YOUR TASK — Only the pictures are omitted; repeat all other data exactly.

RECORDS SHOWN —

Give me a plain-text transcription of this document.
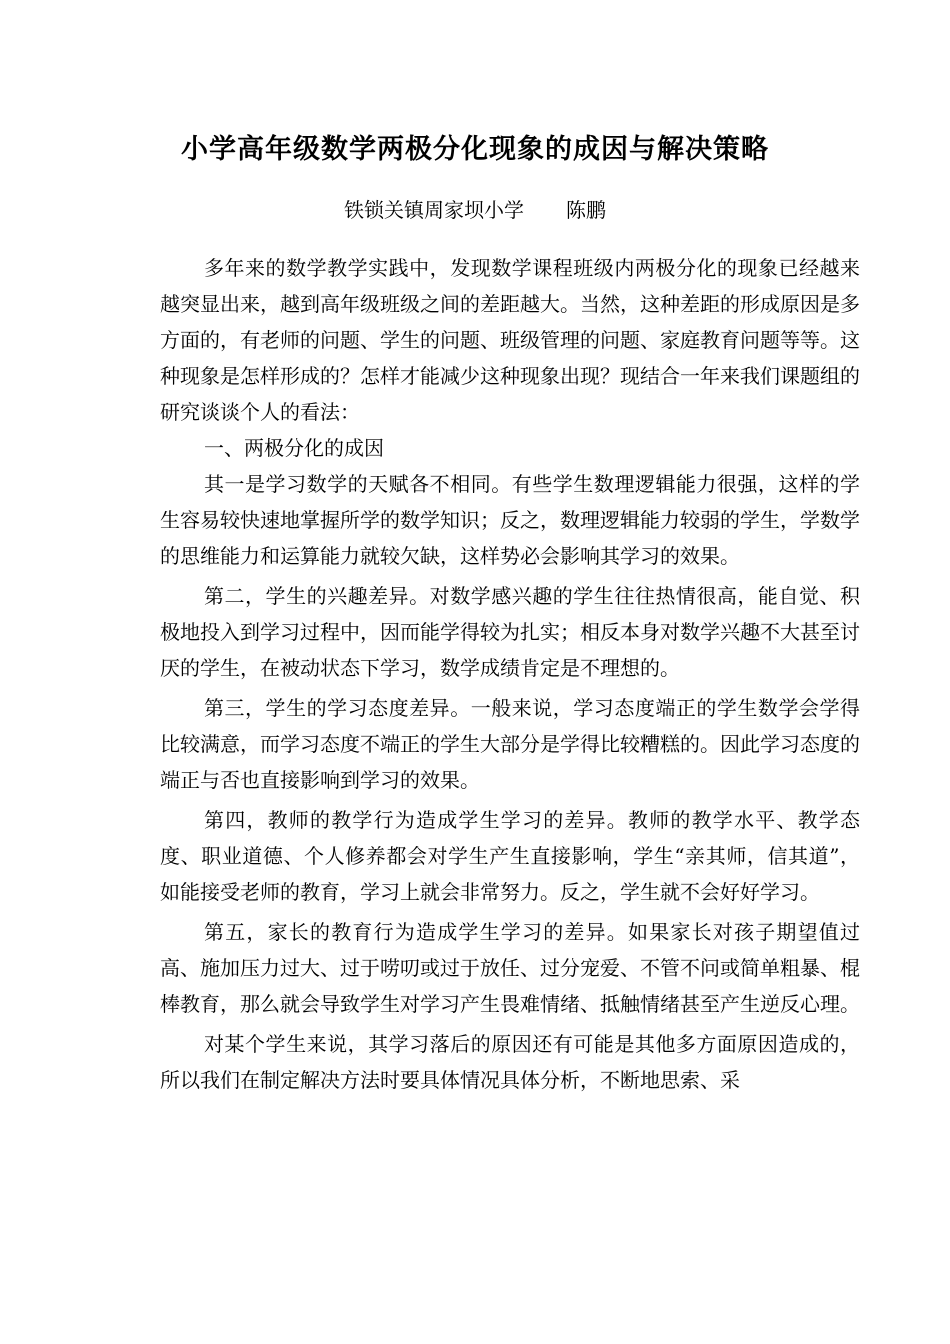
小学高年级数学两极分化现象的成因与解决策略
铁锁关镇周家坝小学 陈鹏

多年来的数学教学实践中，发现数学课程班级内两极分化的现象已经越来越突显出来，越到高年级班级之间的差距越大。当然，这种差距的形成原因是多方面的，有老师的问题、学生的问题、班级管理的问题、家庭教育问题等等。这种现象是怎样形成的？怎样才能减少这种现象出现？现结合一年来我们课题组的研究谈谈个人的看法：

一、两极分化的成因

其一是学习数学的天赋各不相同。有些学生数理逻辑能力很强，这样的学生容易较快速地掌握所学的数学知识；反之，数理逻辑能力较弱的学生，学数学的思维能力和运算能力就较欠缺，这样势必会影响其学习的效果。

第二，学生的兴趣差异。对数学感兴趣的学生往往热情很高，能自觉、积极地投入到学习过程中，因而能学得较为扎实；相反本身对数学兴趣不大甚至讨厌的学生，在被动状态下学习，数学成绩肯定是不理想的。

第三，学生的学习态度差异。一般来说，学习态度端正的学生数学会学得比较满意，而学习态度不端正的学生大部分是学得比较糟糕的。因此学习态度的端正与否也直接影响到学习的效果。

第四，教师的教学行为造成学生学习的差异。教师的教学水平、教学态度、职业道德、个人修养都会对学生产生直接影响，学生“亲其师，信其道”，如能接受老师的教育，学习上就会非常努力。反之，学生就不会好好学习。

第五，家长的教育行为造成学生学习的差异。如果家长对孩子期望值过高、施加压力过大、过于唠叨或过于放任、过分宠爱、不管不问或简单粗暴、棍棒教育，那么就会导致学生对学习产生畏难情绪、抵触情绪甚至产生逆反心理。

对某个学生来说，其学习落后的原因还有可能是其他多方面原因造成的，所以我们在制定解决方法时要具体情况具体分析，不断地思索、采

RESULT —
Give me a plain-text transcription of this document.
小学高年级数学两极分化现象的成因与解决策略
铁锁关镇周家坝小学 陈鹏

多年来的数学教学实践中，发现数学课程班级内两极分化的现象已经越来越突显出来，越到高年级班级之间的差距越大。当然，这种差距的形成原因是多方面的，有老师的问题、学生的问题、班级管理的问题、家庭教育问题等等。这种现象是怎样形成的？怎样才能减少这种现象出现？现结合一年来我们课题组的研究谈谈个人的看法：

一、两极分化的成因

其一是学习数学的天赋各不相同。有些学生数理逻辑能力很强，这样的学生容易较快速地掌握所学的数学知识；反之，数理逻辑能力较弱的学生，学数学的思维能力和运算能力就较欠缺，这样势必会影响其学习的效果。

第二，学生的兴趣差异。对数学感兴趣的学生往往热情很高，能自觉、积极地投入到学习过程中，因而能学得较为扎实；相反本身对数学兴趣不大甚至讨厌的学生，在被动状态下学习，数学成绩肯定是不理想的。

第三，学生的学习态度差异。一般来说，学习态度端正的学生数学会学得比较满意，而学习态度不端正的学生大部分是学得比较糟糕的。因此学习态度的端正与否也直接影响到学习的效果。

第四，教师的教学行为造成学生学习的差异。教师的教学水平、教学态度、职业道德、个人修养都会对学生产生直接影响，学生“亲其师，信其道”，如能接受老师的教育，学习上就会非常努力。反之，学生就不会好好学习。

第五，家长的教育行为造成学生学习的差异。如果家长对孩子期望值过高、施加压力过大、过于唠叨或过于放任、过分宠爱、不管不问或简单粗暴、棍棒教育，那么就会导致学生对学习产生畏难情绪、抵触情绪甚至产生逆反心理。

对某个学生来说，其学习落后的原因还有可能是其他多方面原因造成的，所以我们在制定解决方法时要具体情况具体分析，不断地思索、采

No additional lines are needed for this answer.